▸ Work required
Copy out the records starting at the line that contains "dark-mode-label: Dark Mode: [433, 281, 545, 306]" and ending at the line that contains "code-line[interactable]: 8 gr.query();: [414, 514, 2160, 540]", reproducing each line exactly and including both of those lines.

────

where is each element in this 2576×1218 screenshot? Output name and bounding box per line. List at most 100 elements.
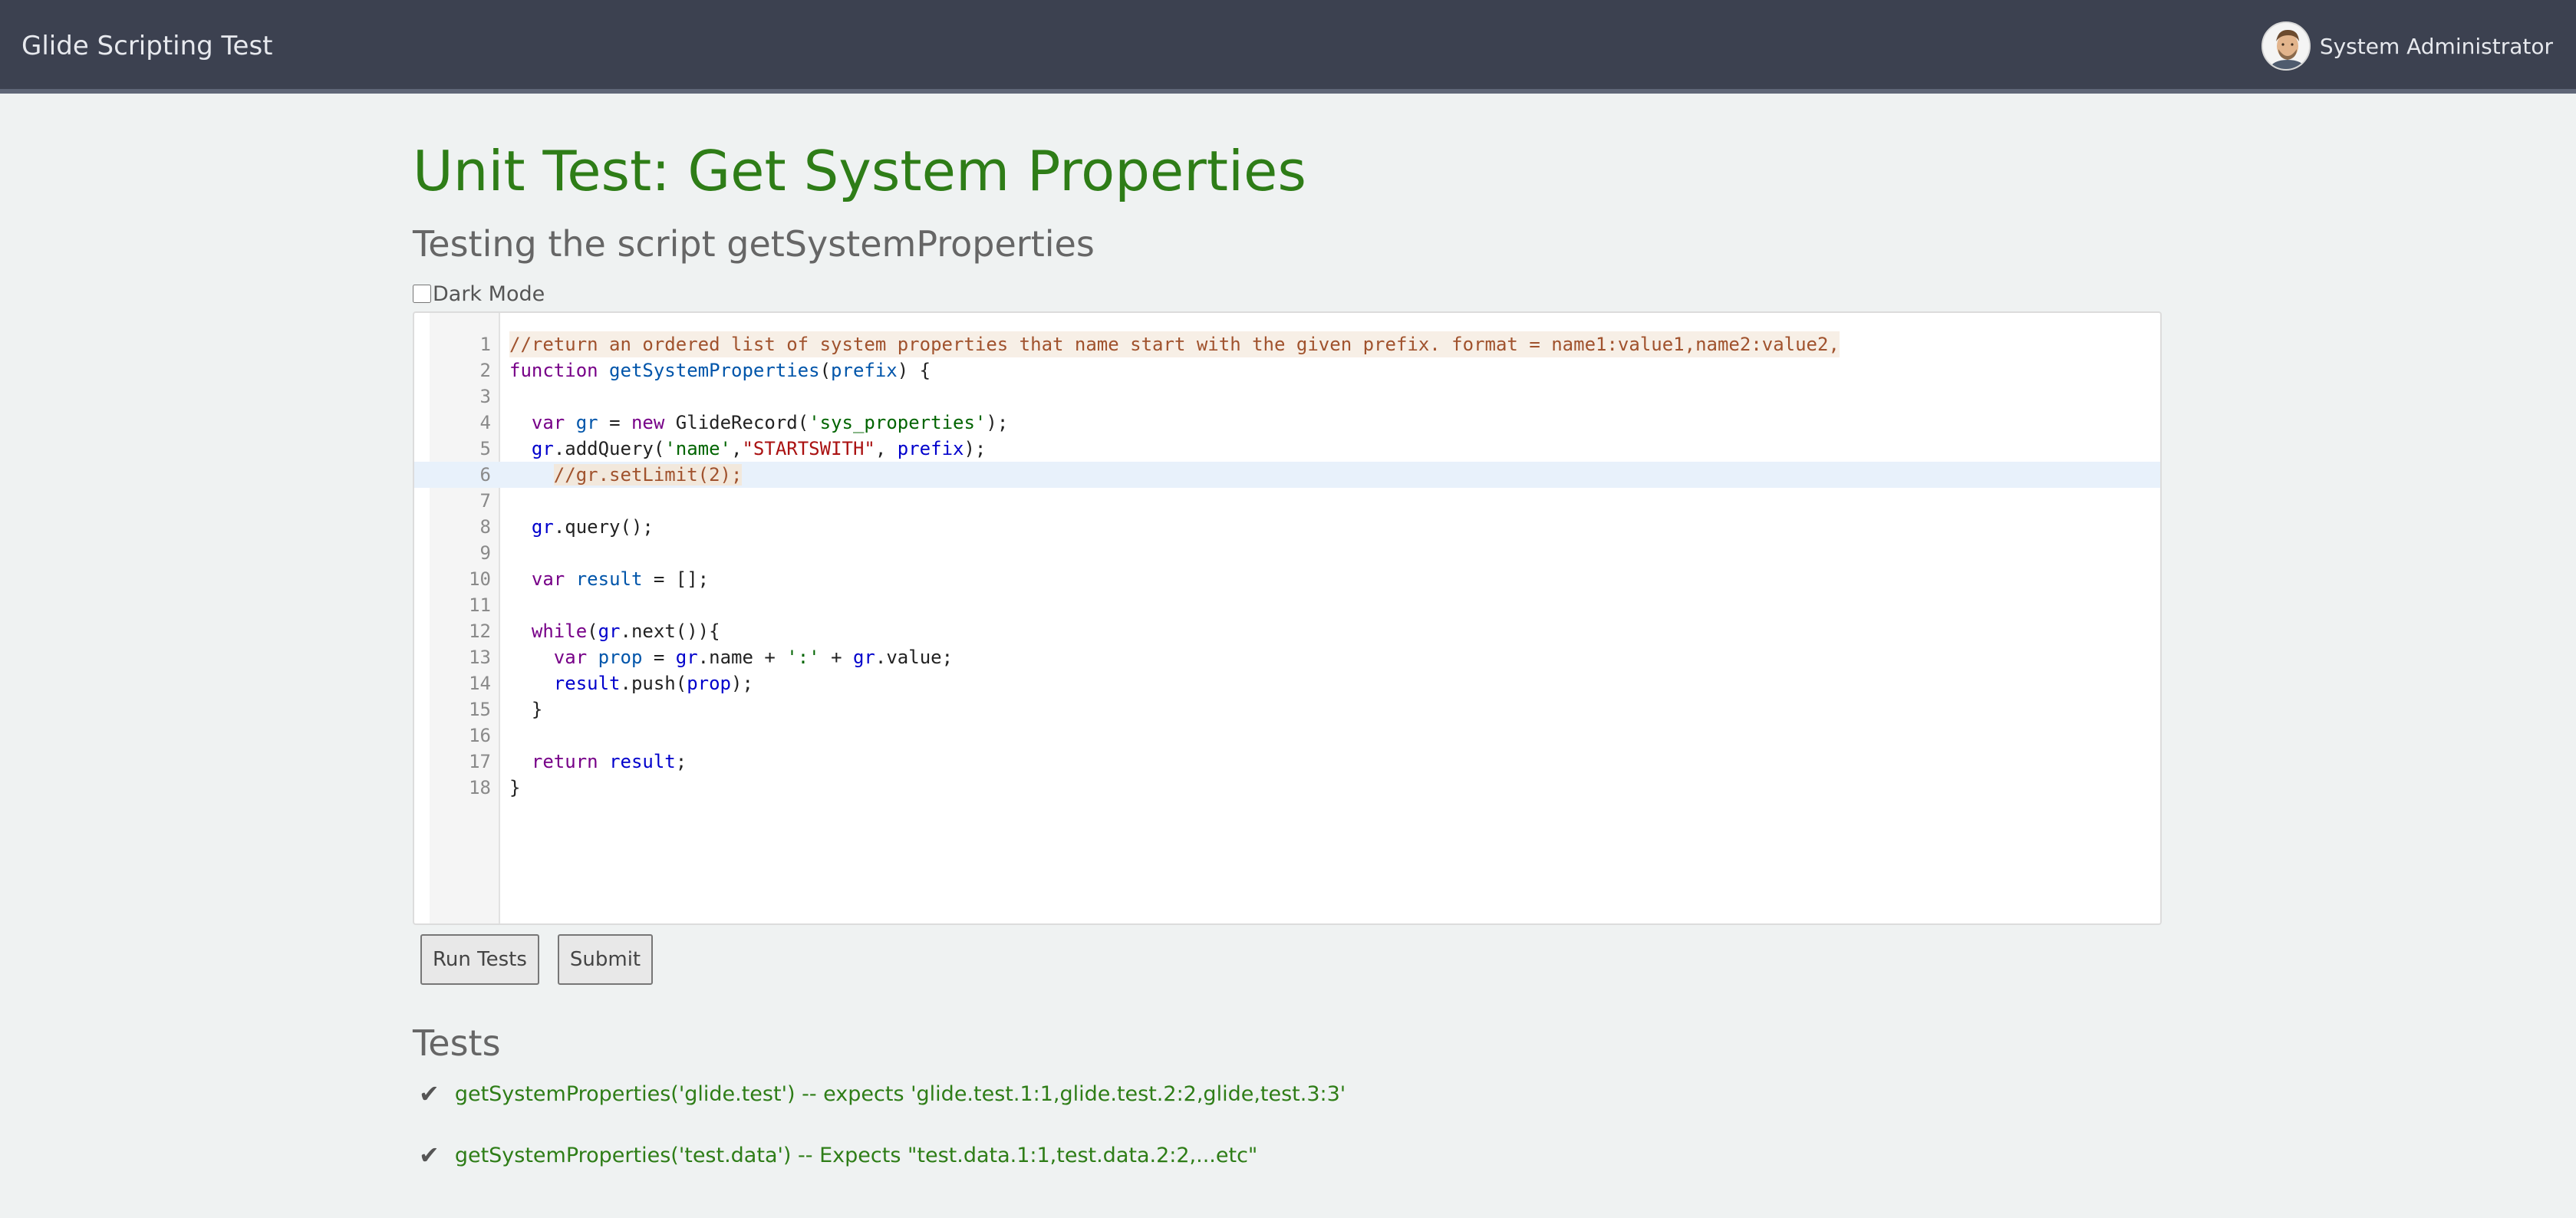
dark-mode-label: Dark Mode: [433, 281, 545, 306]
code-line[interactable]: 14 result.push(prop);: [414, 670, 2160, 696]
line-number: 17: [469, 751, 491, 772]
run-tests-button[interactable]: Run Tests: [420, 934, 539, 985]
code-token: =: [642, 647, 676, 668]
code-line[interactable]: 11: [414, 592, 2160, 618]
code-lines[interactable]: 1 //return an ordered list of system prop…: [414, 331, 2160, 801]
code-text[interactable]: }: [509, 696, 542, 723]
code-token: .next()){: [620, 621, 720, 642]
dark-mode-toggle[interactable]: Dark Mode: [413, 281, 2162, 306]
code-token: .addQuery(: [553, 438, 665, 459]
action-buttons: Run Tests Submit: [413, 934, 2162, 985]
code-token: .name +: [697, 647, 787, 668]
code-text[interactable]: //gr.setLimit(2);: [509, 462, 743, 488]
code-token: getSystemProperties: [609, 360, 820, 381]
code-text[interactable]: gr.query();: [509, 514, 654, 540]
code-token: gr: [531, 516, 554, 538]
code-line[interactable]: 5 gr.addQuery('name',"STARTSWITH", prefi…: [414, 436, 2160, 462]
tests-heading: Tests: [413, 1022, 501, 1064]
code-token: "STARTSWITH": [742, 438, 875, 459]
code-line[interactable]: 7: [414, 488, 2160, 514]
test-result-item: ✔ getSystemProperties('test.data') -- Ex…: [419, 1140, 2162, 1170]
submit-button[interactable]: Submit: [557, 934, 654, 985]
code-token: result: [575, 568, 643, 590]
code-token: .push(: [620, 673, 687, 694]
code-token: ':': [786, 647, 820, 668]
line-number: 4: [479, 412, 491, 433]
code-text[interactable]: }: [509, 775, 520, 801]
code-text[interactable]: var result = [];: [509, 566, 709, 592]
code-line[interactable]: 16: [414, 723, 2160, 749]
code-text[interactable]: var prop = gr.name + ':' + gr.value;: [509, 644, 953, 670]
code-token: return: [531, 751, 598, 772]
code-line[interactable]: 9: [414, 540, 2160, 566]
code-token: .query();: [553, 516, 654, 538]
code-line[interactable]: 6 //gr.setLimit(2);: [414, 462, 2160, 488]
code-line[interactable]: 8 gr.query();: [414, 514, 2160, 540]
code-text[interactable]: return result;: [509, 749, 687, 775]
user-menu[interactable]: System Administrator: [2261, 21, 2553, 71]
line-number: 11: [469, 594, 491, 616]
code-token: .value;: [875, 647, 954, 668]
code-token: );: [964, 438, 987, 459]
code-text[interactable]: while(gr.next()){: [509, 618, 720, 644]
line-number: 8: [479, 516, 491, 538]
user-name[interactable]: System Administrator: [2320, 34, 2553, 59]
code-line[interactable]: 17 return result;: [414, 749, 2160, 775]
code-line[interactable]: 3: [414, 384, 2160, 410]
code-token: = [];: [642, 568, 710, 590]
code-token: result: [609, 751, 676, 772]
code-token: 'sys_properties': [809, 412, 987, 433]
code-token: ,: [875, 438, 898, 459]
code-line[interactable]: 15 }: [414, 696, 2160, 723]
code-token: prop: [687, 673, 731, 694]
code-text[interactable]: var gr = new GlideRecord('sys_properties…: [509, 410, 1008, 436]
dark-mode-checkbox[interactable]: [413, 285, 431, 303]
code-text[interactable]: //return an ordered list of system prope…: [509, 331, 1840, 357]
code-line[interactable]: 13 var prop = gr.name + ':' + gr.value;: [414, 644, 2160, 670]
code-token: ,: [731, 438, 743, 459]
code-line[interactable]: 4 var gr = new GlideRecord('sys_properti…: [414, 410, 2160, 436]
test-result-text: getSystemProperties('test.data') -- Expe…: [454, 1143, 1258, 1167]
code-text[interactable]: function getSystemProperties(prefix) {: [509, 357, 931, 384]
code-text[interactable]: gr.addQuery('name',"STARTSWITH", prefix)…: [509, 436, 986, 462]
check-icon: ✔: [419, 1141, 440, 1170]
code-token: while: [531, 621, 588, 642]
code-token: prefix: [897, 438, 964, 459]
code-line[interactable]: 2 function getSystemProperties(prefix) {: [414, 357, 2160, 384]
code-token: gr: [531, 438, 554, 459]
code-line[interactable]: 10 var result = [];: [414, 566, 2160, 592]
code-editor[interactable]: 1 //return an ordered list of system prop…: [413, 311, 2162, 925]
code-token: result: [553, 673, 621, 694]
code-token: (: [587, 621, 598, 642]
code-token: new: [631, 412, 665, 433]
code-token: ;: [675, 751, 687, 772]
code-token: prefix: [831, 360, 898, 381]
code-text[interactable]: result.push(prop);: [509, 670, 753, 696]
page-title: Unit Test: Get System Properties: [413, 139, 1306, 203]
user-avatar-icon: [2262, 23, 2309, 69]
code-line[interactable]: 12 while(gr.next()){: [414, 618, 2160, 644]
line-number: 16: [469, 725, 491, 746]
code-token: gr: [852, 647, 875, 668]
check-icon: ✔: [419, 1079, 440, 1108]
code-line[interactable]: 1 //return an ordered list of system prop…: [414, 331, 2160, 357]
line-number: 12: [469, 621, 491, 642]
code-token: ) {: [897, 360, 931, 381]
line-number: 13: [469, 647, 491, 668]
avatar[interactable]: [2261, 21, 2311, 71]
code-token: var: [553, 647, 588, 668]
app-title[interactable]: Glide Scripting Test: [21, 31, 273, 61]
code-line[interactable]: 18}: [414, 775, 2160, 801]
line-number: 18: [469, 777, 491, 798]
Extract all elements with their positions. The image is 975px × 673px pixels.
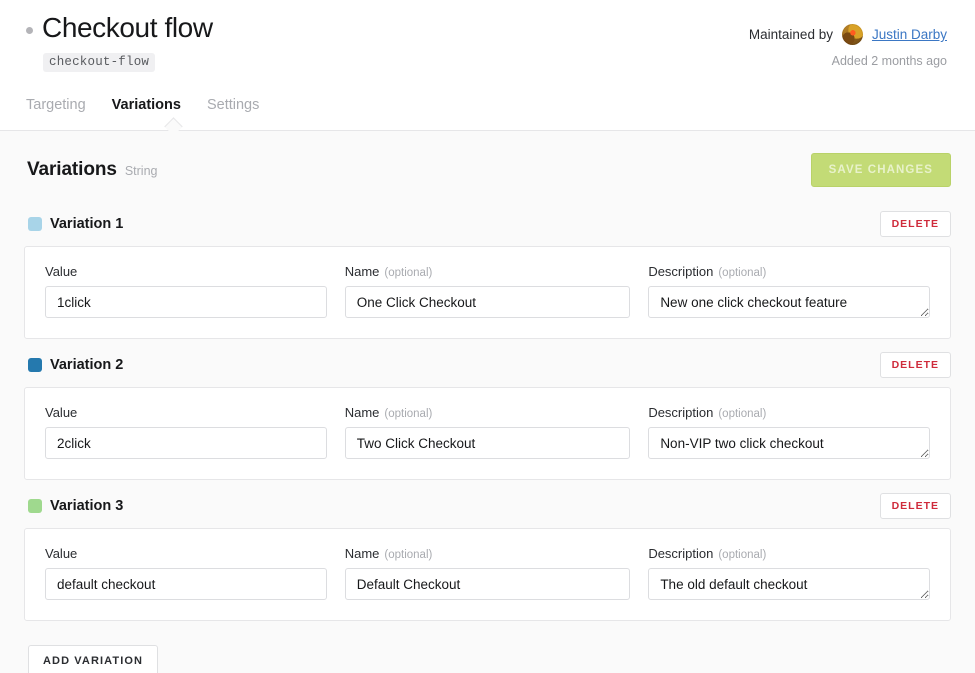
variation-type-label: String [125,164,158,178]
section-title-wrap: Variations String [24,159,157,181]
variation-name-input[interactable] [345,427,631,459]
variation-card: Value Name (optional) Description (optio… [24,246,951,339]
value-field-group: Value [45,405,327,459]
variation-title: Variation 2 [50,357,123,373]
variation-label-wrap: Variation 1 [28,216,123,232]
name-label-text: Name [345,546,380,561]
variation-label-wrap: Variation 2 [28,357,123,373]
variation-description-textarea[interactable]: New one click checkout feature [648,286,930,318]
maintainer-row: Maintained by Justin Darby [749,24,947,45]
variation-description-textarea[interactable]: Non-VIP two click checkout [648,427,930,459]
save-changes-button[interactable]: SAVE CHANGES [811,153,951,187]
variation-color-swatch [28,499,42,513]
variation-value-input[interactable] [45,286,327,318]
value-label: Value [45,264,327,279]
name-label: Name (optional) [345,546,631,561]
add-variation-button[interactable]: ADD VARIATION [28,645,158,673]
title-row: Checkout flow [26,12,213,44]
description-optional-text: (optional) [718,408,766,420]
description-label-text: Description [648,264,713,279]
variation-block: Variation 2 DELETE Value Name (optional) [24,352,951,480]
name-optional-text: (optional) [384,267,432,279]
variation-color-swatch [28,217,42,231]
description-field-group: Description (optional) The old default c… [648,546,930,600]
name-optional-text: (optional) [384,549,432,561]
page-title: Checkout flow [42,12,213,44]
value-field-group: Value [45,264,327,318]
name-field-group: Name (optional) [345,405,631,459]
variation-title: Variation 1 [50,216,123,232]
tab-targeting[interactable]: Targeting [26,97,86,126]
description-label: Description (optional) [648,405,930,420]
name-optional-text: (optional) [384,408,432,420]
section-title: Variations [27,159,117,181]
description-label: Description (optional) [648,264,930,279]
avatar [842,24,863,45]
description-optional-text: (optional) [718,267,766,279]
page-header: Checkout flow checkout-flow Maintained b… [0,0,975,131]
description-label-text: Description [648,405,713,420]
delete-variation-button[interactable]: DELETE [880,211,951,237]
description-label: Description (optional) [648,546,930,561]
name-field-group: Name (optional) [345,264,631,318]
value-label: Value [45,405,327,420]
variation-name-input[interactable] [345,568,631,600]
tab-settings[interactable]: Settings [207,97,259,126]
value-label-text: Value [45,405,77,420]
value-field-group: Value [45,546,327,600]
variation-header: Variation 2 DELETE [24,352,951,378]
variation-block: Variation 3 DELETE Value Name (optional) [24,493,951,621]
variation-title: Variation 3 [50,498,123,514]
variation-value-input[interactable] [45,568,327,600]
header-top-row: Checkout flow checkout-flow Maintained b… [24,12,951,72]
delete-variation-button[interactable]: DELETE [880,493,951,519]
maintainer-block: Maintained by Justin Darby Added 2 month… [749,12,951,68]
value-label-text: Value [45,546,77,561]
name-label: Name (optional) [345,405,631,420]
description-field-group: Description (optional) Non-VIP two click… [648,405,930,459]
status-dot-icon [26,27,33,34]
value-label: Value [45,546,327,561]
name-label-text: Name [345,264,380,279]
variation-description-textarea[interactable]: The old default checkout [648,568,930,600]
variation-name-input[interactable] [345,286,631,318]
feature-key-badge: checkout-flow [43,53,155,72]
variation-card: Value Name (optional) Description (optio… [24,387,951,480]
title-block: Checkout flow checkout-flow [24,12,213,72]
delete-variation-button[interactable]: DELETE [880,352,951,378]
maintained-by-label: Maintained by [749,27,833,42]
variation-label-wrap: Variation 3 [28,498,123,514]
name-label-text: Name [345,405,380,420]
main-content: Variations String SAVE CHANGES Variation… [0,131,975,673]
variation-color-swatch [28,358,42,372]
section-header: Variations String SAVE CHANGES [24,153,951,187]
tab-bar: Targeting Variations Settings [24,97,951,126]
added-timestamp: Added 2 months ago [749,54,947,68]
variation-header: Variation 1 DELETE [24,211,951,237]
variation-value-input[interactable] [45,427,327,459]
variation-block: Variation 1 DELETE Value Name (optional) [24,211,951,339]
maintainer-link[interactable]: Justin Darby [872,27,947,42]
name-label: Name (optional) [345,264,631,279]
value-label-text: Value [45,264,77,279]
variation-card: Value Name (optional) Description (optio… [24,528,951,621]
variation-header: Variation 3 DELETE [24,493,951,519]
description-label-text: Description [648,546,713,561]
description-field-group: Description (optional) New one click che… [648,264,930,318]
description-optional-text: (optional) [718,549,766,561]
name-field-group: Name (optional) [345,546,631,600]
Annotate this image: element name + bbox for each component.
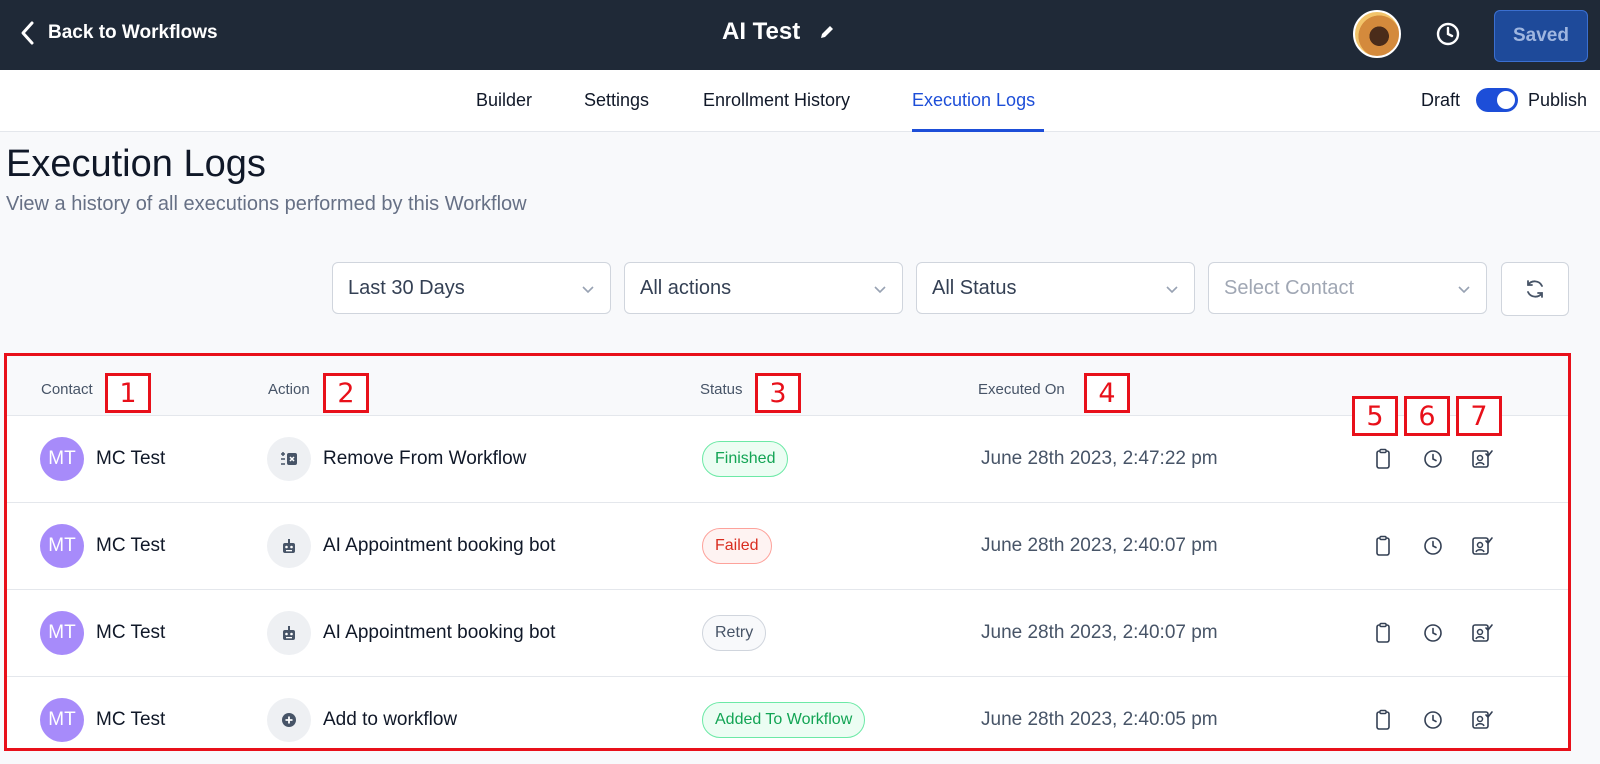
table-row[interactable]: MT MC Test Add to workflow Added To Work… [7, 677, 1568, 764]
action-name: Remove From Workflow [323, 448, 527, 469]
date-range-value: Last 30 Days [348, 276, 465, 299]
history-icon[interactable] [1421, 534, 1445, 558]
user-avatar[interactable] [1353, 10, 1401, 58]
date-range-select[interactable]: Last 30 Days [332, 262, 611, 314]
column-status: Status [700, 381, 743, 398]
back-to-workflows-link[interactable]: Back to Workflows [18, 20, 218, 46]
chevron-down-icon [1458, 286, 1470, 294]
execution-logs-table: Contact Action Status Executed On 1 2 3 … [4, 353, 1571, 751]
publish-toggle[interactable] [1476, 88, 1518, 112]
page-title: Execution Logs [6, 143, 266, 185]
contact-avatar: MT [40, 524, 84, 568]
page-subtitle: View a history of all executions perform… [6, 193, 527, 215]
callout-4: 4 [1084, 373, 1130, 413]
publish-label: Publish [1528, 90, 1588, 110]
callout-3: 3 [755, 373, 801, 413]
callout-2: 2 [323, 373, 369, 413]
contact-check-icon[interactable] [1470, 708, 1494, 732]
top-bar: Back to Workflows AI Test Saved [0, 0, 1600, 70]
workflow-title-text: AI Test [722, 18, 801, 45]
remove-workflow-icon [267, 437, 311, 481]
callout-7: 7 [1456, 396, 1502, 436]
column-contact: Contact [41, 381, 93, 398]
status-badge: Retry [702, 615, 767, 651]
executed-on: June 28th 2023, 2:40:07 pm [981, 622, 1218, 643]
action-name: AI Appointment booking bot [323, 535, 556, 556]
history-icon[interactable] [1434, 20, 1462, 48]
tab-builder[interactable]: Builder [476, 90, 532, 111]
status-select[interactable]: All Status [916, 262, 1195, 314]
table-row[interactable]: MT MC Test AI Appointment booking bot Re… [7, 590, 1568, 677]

────

▸ Answer to the problem
dark-mode-label: Dark Mode: [433, 281, 545, 306]
code-line[interactable]: 14 result.push(prop);: [414, 670, 2160, 696]
line-number: 17: [469, 751, 491, 772]
run-tests-button[interactable]: Run Tests: [420, 934, 539, 985]
code-token: =: [642, 647, 676, 668]
code-line[interactable]: 11: [414, 592, 2160, 618]
code-lines[interactable]: 1 //return an ordered list of system prop…: [414, 331, 2160, 801]
code-text[interactable]: }: [509, 696, 542, 723]
code-token: .next()){: [620, 621, 720, 642]
dark-mode-toggle[interactable]: Dark Mode: [413, 281, 2162, 306]
code-token: .addQuery(: [553, 438, 665, 459]
action-buttons: Run Tests Submit: [413, 934, 2162, 985]
code-token: .name +: [697, 647, 787, 668]
code-text[interactable]: //gr.setLimit(2);: [509, 462, 743, 488]
code-token: getSystemProperties: [609, 360, 820, 381]
code-text[interactable]: gr.query();: [509, 514, 654, 540]
code-token: gr: [531, 516, 554, 538]
code-line[interactable]: 5 gr.addQuery('name',"STARTSWITH", prefi…: [414, 436, 2160, 462]
tests-heading: Tests: [413, 1022, 501, 1064]
code-token: "STARTSWITH": [742, 438, 875, 459]
code-line[interactable]: 7: [414, 488, 2160, 514]
test-result-item: ✔ getSystemProperties('test.data') -- Ex…: [419, 1140, 2162, 1170]
submit-button[interactable]: Submit: [557, 934, 654, 985]
code-token: result: [575, 568, 643, 590]
code-token: .push(: [620, 673, 687, 694]
code-token: ':': [786, 647, 820, 668]
line-number: 4: [479, 412, 491, 433]
code-text[interactable]: }: [509, 775, 520, 801]
code-text[interactable]: var result = [];: [509, 566, 709, 592]
code-line[interactable]: 16: [414, 723, 2160, 749]
code-text[interactable]: var prop = gr.name + ':' + gr.value;: [509, 644, 953, 670]
code-token: return: [531, 751, 598, 772]
code-line[interactable]: 9: [414, 540, 2160, 566]
code-token: .query();: [553, 516, 654, 538]
code-line[interactable]: 6 //gr.setLimit(2);: [414, 462, 2160, 488]
code-line[interactable]: 8 gr.query();: [414, 514, 2160, 540]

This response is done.